AIM OF THE TASK -
Filter these entries, keeping only lines that hold the word "color".

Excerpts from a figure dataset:
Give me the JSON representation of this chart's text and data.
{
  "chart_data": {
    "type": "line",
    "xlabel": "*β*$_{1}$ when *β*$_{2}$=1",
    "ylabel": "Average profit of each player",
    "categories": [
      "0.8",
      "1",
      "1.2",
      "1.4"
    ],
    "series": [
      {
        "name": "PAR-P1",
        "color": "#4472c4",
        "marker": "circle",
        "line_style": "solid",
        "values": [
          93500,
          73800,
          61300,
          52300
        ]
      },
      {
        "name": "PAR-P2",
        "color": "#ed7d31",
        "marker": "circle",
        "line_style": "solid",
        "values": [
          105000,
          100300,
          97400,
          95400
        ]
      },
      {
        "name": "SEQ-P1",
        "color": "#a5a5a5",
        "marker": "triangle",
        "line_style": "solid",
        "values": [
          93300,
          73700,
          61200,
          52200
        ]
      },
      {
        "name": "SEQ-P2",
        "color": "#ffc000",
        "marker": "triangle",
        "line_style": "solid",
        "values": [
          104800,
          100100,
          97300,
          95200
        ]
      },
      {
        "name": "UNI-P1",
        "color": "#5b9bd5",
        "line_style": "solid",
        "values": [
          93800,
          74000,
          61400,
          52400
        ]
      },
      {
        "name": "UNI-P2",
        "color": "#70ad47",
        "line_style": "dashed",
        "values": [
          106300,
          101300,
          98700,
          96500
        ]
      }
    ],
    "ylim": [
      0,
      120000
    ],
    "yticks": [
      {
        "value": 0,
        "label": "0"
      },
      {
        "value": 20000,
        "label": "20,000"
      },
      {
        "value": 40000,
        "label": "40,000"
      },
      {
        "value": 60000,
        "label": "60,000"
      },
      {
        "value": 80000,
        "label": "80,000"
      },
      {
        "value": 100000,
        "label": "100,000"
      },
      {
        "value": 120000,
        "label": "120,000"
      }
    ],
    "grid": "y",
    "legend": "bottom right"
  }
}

PROBLEM SOLUTION -
        "color": "#4472c4",
        "color": "#ed7d31",
        "color": "#a5a5a5",
        "color": "#ffc000",
        "color": "#5b9bd5",
        "color": "#70ad47",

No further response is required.